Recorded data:
## Begin

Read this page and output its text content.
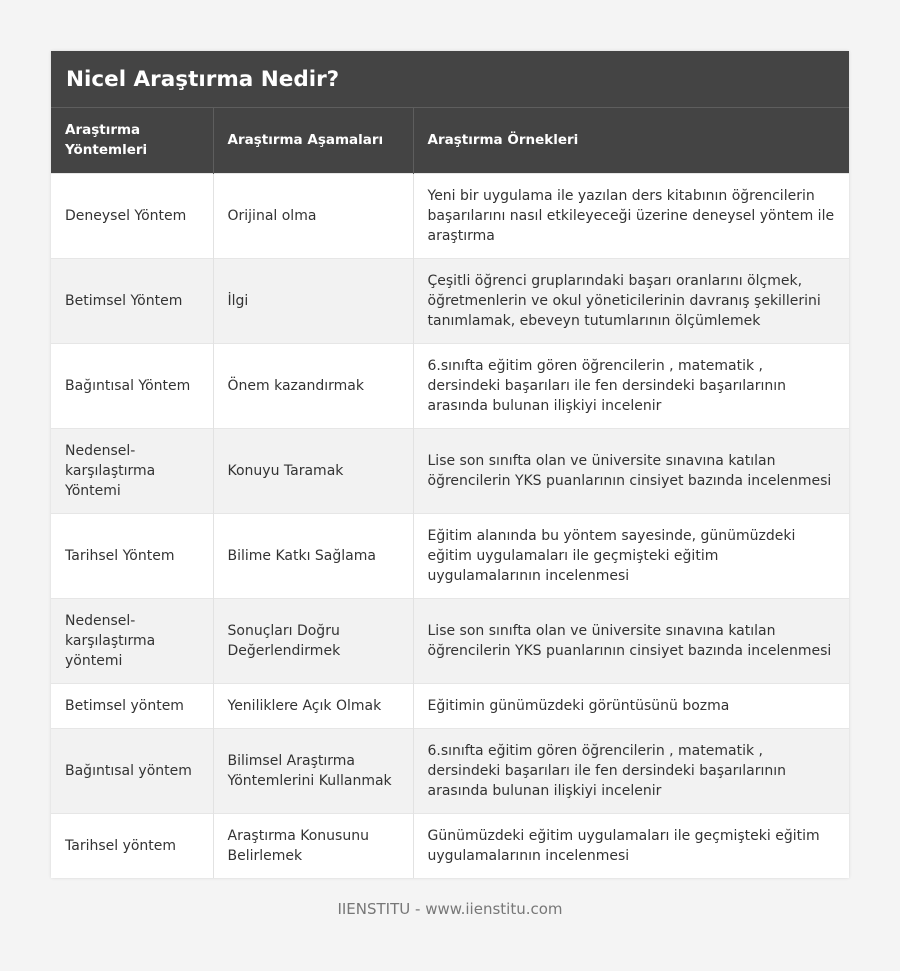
Nicel Araştırma Nedir?
Araştırma Yöntemleri	Araştırma Aşamaları	Araştırma Örnekleri
Deneysel Yöntem	Orijinal olma	Yeni bir uygulama ile yazılan ders kitabının öğrencilerin başarılarını nasıl etkileyeceği üzerine deneysel yöntem ile araştırma
Betimsel Yöntem	İlgi	Çeşitli öğrenci gruplarındaki başarı oranlarını ölçmek, öğretmenlerin ve okul yöneticilerinin davranış şekillerini tanımlamak, ebeveyn tutumlarının ölçümlemek
Bağıntısal Yöntem	Önem kazandırmak	6.sınıfta eğitim gören öğrencilerin , matematik , dersindeki başarıları ile fen dersindeki başarılarının arasında bulunan ilişkiyi incelenir
Nedensel-karşılaştırma Yöntemi	Konuyu Taramak	Lise son sınıfta olan ve üniversite sınavına katılan öğrencilerin YKS puanlarının cinsiyet bazında incelenmesi
Tarihsel Yöntem	Bilime Katkı Sağlama	Eğitim alanında bu yöntem sayesinde, günümüzdeki eğitim uygulamaları ile geçmişteki eğitim uygulamalarının incelenmesi
Nedensel-karşılaştırma yöntemi	Sonuçları Doğru Değerlendirmek	Lise son sınıfta olan ve üniversite sınavına katılan öğrencilerin YKS puanlarının cinsiyet bazında incelenmesi
Betimsel yöntem	Yeniliklere Açık Olmak	Eğitimin günümüzdeki görüntüsünü bozma
Bağıntısal yöntem	Bilimsel Araştırma Yöntemlerini Kullanmak	6.sınıfta eğitim gören öğrencilerin , matematik , dersindeki başarıları ile fen dersindeki başarılarının arasında bulunan ilişkiyi incelenir
Tarihsel yöntem	Araştırma Konusunu Belirlemek	Günümüzdeki eğitim uygulamaları ile geçmişteki eğitim uygulamalarının incelenmesi
IIENSTITU - www.iienstitu.com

## End

Problem requirements: Go through the listing above and pull out each line containing the word "geçmişteki".

Written answer:
Tarihsel Yöntem	Bilime Katkı Sağlama	Eğitim alanında bu yöntem sayesinde, günümüzdeki eğitim uygulamaları ile geçmişteki eğitim uygulamalarının incelenmesi
Tarihsel yöntem	Araştırma Konusunu Belirlemek	Günümüzdeki eğitim uygulamaları ile geçmişteki eğitim uygulamalarının incelenmesi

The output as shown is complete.